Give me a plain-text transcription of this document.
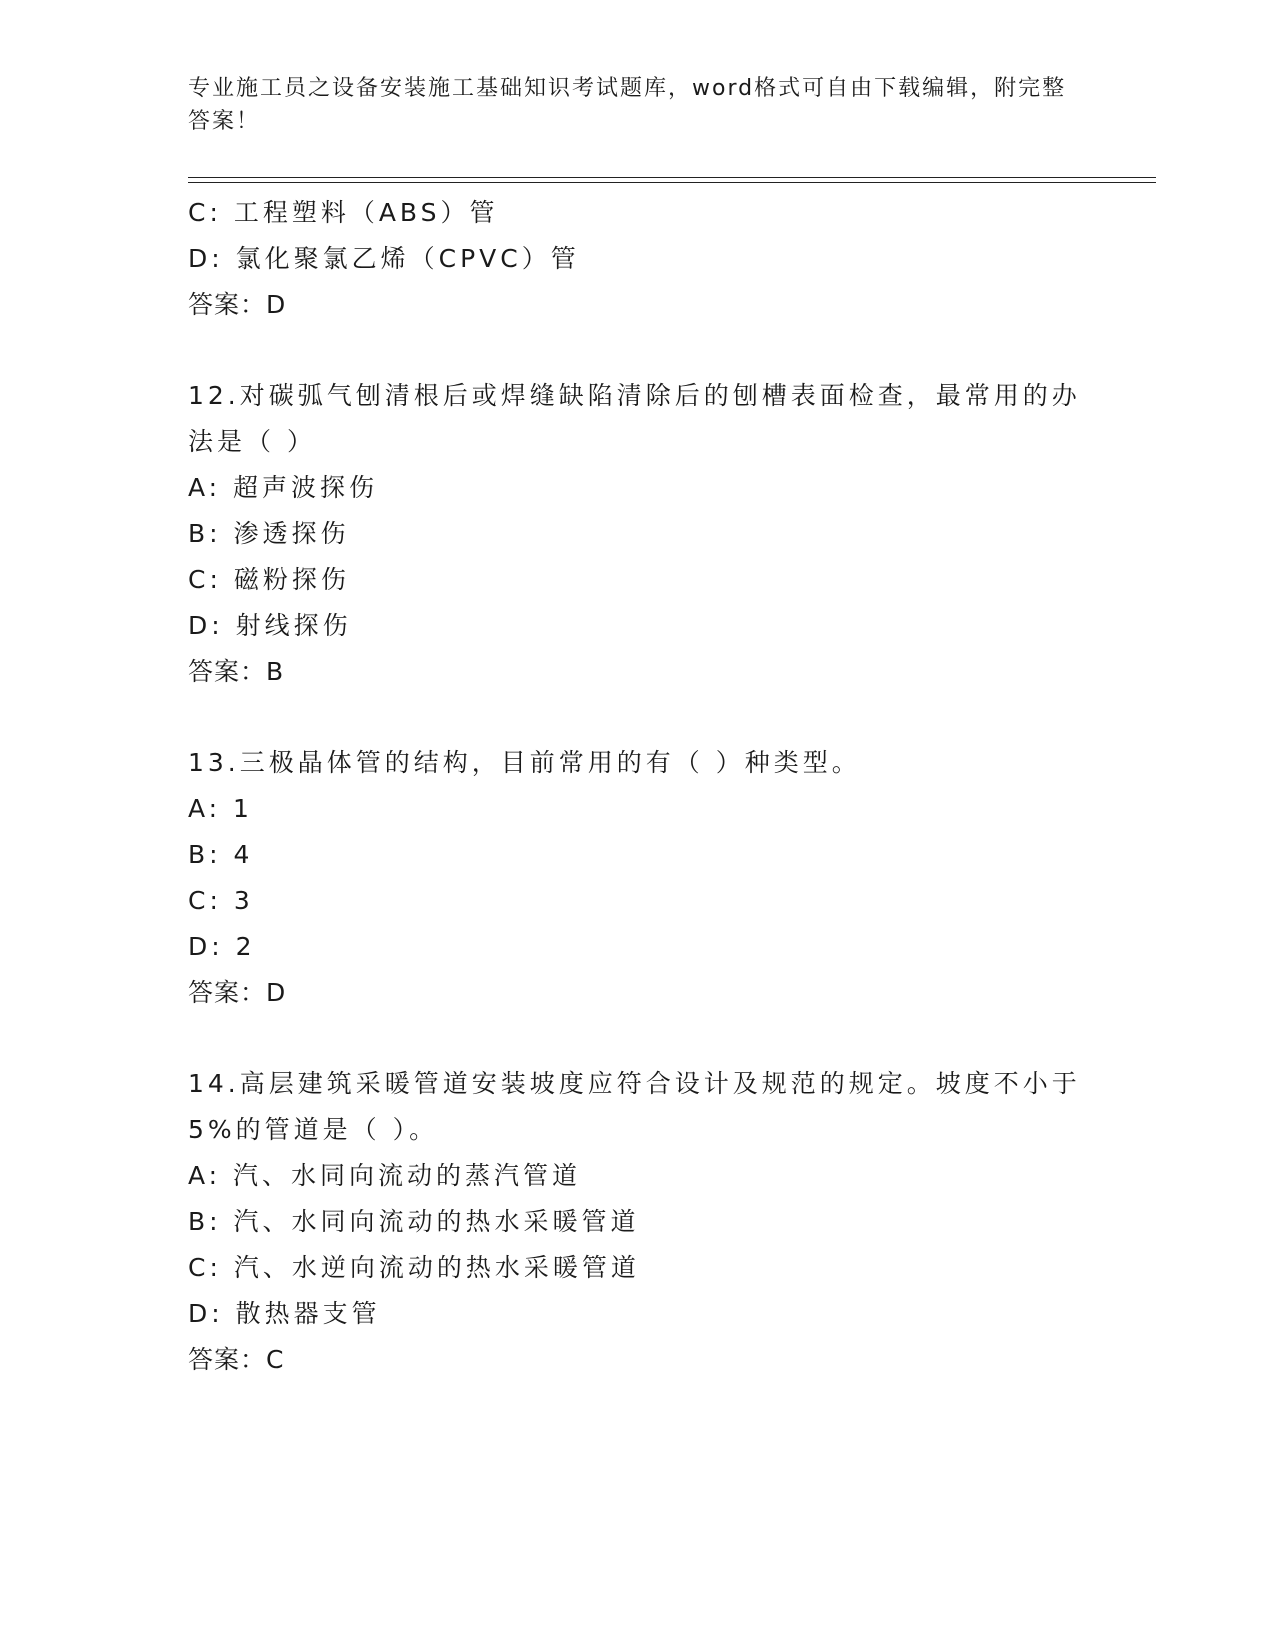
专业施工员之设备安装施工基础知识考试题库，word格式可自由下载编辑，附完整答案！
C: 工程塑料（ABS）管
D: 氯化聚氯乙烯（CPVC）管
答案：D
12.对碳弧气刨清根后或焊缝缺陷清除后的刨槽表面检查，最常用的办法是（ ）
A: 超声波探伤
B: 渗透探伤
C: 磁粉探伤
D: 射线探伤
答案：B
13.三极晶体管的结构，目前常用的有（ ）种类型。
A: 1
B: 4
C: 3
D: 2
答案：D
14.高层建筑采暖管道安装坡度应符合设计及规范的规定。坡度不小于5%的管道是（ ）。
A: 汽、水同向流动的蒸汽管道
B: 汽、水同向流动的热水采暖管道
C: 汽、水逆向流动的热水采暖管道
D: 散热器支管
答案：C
== == ==
Instructions for the task: Reproduce every entry exactly, but omit each picture.

Full solution:
Give me a plain-text transcription of this document.
专业施工员之设备安装施工基础知识考试题库，word格式可自由下载编辑，附完整答案！
C: 工程塑料（ABS）管
D: 氯化聚氯乙烯（CPVC）管
答案：D
12.对碳弧气刨清根后或焊缝缺陷清除后的刨槽表面检查，最常用的办法是（ ）
A: 超声波探伤
B: 渗透探伤
C: 磁粉探伤
D: 射线探伤
答案：B
13.三极晶体管的结构，目前常用的有（ ）种类型。
A: 1
B: 4
C: 3
D: 2
答案：D
14.高层建筑采暖管道安装坡度应符合设计及规范的规定。坡度不小于5%的管道是（ ）。
A: 汽、水同向流动的蒸汽管道
B: 汽、水同向流动的热水采暖管道
C: 汽、水逆向流动的热水采暖管道
D: 散热器支管
答案：C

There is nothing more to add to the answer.